## What you should do
Copy every line of the records below where the word "Main" occurs.

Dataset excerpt

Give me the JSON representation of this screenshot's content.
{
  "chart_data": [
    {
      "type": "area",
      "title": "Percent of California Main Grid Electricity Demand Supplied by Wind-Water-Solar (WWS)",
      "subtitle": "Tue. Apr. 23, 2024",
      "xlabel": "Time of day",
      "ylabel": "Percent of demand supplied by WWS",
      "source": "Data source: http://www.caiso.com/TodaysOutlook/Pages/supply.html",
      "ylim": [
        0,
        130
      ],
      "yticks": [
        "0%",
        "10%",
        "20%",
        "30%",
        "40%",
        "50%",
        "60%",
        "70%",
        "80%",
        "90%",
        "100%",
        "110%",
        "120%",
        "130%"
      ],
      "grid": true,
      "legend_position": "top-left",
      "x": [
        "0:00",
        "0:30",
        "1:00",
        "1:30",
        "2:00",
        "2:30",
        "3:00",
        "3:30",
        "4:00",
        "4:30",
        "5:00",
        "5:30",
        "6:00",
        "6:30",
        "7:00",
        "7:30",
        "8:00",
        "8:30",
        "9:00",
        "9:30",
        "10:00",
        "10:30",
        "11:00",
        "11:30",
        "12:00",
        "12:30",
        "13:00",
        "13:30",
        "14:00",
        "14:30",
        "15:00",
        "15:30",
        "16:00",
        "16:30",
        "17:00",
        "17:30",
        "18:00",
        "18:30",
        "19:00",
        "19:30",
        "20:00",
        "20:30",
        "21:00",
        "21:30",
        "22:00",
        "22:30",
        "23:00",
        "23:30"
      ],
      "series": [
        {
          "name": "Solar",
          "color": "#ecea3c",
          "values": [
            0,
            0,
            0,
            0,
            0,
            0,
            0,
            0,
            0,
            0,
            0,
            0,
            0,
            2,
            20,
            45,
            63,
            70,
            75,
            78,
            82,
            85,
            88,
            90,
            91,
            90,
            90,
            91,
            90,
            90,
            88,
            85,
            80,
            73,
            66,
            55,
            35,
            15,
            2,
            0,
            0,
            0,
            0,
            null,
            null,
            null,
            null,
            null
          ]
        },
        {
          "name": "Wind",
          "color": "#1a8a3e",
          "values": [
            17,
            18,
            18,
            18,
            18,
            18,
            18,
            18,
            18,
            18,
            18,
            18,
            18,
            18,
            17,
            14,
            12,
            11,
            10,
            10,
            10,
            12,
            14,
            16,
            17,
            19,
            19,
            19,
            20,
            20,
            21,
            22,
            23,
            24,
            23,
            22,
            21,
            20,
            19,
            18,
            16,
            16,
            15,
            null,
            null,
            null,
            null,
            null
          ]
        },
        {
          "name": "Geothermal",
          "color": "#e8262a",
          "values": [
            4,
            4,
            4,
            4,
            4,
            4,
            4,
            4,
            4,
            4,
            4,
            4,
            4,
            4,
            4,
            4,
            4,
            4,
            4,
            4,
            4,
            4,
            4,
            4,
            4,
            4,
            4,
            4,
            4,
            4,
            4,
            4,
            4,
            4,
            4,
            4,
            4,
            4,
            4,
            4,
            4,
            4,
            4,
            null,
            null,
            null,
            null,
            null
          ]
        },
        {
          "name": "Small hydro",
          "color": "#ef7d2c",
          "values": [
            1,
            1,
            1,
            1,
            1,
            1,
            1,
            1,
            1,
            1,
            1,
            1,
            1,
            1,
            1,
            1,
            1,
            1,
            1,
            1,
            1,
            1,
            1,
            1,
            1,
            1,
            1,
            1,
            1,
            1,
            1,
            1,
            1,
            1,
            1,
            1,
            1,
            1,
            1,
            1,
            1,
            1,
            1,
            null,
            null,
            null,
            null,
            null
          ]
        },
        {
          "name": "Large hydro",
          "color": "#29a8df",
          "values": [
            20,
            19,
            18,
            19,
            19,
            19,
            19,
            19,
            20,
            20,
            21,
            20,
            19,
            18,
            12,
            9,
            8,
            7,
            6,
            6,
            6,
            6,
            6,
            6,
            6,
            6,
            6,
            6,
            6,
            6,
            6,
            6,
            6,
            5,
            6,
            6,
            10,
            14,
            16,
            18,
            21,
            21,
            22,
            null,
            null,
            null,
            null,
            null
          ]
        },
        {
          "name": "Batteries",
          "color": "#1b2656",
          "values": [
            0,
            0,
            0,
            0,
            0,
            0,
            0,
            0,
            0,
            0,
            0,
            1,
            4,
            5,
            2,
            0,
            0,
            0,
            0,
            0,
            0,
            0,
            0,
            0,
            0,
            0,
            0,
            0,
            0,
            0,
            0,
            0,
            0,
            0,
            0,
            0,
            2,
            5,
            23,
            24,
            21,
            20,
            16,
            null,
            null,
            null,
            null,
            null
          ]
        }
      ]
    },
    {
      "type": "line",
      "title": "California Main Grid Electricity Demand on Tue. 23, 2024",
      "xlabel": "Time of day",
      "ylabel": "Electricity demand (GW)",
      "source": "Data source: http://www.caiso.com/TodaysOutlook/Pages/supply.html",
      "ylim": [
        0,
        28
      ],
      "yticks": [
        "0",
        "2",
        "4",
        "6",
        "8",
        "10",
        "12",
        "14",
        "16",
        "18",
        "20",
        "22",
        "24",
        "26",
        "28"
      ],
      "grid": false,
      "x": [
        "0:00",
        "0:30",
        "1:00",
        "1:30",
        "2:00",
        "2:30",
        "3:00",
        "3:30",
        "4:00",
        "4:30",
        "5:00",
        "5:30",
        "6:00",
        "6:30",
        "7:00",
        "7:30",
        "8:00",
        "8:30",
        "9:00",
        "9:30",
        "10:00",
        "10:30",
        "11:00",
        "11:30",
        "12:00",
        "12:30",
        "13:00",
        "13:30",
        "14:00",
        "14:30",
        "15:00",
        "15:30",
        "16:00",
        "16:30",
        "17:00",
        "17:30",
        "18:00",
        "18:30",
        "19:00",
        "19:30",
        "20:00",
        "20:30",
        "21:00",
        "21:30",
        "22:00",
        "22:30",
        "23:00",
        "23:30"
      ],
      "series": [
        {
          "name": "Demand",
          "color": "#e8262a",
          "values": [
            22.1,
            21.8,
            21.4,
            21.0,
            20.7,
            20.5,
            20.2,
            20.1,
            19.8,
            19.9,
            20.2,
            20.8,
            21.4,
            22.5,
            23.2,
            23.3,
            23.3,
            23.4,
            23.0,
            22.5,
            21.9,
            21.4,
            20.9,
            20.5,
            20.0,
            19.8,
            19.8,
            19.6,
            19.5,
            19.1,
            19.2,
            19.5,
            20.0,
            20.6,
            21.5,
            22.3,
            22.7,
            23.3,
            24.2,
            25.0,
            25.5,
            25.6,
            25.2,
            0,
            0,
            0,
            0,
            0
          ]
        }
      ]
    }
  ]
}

## Response to this task
      "title": "Percent of California Main Grid Electricity Demand Supplied by Wind-Water-Solar (WWS)",
      "title": "California Main Grid Electricity Demand on Tue. 23, 2024",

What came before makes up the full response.